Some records
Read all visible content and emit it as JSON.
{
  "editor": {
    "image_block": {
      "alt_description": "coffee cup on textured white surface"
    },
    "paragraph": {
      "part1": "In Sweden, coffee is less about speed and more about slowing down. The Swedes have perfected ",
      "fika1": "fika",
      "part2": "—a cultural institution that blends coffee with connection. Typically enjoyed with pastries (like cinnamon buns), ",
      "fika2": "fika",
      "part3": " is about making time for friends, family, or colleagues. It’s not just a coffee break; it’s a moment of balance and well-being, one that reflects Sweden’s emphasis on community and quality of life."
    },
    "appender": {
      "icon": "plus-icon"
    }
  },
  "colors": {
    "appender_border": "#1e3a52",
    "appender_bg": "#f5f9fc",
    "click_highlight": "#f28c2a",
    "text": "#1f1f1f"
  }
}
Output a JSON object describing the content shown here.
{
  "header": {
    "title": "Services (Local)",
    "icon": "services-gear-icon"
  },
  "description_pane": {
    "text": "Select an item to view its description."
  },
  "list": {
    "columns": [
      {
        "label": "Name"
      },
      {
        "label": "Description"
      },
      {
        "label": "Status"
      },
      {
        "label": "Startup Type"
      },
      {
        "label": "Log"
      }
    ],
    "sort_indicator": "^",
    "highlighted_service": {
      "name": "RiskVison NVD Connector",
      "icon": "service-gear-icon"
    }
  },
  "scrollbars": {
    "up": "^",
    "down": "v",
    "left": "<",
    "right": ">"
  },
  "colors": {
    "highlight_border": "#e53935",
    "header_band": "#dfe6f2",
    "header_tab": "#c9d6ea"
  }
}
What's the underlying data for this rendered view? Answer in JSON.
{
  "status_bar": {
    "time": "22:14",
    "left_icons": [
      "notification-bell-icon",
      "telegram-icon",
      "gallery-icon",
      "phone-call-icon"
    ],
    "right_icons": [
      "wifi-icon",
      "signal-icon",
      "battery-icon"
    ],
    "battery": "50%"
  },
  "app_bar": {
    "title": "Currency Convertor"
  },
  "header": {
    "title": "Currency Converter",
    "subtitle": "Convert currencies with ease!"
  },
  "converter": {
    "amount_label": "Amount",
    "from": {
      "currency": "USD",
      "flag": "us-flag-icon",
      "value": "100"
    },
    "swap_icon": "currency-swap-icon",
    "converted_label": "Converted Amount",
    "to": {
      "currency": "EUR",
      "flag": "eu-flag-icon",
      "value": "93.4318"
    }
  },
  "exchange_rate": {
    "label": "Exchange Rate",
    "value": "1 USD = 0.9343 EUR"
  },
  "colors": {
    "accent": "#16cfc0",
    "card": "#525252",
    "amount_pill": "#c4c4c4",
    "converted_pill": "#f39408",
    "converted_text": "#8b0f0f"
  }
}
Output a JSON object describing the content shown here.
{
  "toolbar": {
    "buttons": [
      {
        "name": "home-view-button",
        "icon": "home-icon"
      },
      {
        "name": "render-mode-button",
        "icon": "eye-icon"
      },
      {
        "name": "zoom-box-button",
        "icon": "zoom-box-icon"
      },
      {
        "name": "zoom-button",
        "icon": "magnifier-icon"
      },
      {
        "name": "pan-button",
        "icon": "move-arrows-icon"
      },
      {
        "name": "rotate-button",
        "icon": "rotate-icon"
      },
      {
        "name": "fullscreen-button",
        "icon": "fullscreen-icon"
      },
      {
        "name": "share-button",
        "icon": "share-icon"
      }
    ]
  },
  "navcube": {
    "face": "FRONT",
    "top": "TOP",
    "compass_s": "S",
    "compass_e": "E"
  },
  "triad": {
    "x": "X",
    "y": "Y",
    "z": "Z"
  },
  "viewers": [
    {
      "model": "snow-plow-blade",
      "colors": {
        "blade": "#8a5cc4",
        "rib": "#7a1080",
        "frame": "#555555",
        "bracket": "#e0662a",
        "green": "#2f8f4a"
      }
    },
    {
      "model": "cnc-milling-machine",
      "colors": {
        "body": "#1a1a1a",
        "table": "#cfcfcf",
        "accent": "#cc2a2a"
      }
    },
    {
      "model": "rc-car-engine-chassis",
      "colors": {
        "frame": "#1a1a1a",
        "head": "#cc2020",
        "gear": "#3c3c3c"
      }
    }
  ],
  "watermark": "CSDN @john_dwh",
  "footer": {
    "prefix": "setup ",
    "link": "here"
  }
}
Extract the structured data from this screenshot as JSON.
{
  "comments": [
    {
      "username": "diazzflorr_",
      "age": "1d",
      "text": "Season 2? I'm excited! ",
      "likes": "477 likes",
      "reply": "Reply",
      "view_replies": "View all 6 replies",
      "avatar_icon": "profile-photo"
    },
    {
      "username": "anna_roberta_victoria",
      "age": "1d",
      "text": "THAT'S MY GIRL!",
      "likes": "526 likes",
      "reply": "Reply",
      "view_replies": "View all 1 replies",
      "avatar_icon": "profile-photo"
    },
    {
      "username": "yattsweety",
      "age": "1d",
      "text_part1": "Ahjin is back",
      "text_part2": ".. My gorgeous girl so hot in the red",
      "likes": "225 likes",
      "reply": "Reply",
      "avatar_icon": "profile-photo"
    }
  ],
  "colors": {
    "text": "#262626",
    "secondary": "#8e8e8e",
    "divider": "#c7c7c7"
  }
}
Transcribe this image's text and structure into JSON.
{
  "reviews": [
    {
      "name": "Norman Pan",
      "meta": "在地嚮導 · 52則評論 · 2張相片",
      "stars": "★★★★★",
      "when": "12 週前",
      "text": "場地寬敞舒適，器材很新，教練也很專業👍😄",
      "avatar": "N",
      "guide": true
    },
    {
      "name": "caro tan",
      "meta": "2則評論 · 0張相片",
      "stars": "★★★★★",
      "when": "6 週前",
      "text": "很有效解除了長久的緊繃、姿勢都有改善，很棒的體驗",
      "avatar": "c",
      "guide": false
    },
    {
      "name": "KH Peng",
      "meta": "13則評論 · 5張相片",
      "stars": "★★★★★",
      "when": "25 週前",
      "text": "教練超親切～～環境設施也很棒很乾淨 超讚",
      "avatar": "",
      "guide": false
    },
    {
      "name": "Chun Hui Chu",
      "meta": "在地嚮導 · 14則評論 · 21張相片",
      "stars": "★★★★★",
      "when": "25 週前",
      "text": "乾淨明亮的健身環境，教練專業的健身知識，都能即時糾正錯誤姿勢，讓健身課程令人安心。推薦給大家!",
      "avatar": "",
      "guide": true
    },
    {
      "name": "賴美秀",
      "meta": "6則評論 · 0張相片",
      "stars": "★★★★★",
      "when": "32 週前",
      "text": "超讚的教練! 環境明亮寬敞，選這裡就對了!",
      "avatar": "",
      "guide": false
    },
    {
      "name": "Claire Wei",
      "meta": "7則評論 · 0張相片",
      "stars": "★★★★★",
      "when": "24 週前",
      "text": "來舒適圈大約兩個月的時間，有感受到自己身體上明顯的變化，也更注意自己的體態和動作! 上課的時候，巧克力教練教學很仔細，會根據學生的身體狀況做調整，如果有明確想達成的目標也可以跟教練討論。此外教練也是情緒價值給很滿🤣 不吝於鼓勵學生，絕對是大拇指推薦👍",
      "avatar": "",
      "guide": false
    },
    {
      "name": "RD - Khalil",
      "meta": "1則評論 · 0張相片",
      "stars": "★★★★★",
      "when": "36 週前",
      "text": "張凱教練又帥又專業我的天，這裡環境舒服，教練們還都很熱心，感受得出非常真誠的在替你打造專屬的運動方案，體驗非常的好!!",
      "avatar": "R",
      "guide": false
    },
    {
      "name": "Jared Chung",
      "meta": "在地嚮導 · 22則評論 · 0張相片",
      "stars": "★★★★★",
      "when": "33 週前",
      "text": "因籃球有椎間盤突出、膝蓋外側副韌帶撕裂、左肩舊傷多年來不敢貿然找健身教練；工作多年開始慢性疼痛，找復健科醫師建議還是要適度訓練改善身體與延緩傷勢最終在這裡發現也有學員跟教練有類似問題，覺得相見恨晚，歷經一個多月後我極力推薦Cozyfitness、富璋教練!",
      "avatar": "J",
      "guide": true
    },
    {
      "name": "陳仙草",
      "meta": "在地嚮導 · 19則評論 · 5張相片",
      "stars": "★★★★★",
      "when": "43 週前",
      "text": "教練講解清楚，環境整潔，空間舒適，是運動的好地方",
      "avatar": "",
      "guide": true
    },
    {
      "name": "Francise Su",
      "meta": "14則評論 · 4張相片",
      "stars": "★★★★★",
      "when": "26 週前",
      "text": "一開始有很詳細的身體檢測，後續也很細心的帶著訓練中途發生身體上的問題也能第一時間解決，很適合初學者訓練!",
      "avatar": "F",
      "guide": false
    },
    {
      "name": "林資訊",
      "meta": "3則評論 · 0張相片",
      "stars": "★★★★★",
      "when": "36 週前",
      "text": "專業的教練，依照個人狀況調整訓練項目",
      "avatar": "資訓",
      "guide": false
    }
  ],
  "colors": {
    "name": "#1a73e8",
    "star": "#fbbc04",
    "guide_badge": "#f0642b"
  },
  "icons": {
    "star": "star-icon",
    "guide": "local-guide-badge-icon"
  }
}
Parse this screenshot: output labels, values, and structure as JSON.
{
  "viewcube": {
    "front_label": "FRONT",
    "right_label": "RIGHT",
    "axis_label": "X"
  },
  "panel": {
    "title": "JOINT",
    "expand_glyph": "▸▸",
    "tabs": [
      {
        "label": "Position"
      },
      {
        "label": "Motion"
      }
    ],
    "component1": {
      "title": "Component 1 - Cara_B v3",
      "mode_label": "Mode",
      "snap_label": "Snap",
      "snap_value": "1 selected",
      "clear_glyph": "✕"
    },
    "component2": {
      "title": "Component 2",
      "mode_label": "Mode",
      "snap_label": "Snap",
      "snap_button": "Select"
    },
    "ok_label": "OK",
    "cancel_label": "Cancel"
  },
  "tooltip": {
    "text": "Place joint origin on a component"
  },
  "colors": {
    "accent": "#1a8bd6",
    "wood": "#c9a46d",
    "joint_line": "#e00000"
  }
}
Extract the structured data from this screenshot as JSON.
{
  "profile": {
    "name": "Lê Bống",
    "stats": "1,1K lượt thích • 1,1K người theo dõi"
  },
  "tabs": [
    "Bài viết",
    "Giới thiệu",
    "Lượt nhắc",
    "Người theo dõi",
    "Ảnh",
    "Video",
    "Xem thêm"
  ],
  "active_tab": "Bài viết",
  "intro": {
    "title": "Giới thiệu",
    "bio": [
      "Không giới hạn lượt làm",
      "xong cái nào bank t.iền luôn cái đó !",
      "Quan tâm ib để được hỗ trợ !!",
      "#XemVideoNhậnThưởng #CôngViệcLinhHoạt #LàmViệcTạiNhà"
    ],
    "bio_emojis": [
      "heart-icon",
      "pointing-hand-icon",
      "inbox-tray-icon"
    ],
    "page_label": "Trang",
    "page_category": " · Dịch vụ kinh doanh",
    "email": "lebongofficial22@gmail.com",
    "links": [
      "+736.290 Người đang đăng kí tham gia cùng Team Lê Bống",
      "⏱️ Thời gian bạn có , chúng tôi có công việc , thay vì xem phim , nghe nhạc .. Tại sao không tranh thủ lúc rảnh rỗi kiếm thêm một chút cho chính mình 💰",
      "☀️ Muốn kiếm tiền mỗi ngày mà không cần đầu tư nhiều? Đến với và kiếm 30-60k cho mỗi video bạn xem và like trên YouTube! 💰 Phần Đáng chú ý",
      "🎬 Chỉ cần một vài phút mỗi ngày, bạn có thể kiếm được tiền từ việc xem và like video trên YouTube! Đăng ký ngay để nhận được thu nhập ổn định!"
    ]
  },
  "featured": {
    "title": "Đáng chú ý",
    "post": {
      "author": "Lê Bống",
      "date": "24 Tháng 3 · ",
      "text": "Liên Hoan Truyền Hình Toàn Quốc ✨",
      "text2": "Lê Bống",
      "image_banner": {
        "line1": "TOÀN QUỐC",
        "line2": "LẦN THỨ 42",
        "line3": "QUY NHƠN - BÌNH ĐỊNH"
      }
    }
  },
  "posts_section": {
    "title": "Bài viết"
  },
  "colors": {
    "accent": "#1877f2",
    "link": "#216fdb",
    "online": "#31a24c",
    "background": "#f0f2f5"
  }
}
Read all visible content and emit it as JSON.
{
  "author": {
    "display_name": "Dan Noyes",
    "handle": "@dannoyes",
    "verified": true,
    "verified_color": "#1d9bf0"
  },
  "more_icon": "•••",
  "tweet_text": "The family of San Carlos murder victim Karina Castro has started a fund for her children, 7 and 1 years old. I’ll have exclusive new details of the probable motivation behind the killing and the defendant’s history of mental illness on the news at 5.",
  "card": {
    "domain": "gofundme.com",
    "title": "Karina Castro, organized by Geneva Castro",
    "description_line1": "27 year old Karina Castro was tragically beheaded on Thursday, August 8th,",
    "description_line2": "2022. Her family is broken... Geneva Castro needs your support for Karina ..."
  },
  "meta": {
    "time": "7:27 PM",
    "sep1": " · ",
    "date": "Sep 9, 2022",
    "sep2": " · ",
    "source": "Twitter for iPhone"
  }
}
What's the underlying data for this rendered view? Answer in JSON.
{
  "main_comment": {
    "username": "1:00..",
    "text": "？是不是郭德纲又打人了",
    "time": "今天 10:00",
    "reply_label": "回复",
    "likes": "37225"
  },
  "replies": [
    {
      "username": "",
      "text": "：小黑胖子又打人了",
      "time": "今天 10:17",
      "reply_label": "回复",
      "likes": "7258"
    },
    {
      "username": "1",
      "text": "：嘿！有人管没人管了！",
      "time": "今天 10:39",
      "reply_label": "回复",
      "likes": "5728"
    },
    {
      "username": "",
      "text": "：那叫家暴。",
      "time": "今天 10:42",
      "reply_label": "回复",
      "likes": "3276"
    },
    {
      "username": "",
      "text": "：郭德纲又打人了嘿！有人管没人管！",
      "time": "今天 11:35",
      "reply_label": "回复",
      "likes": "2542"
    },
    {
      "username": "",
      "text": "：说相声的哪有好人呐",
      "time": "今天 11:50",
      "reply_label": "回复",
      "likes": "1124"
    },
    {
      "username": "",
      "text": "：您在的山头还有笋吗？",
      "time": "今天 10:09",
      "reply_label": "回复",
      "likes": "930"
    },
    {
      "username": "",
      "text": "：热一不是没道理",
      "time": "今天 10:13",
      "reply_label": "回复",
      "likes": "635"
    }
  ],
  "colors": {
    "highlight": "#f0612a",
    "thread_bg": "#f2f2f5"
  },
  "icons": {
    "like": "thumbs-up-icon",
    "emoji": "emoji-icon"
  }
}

WHAT NEEDS TO BE DONE: Go through the entries above and copy every line containing "with".

THE REPLY:
      "part2": "—a cultural institution that blends coffee with connection. Typically enjoyed with pastries (like cinnamon buns), ",
    "subtitle": "Convert currencies with ease!"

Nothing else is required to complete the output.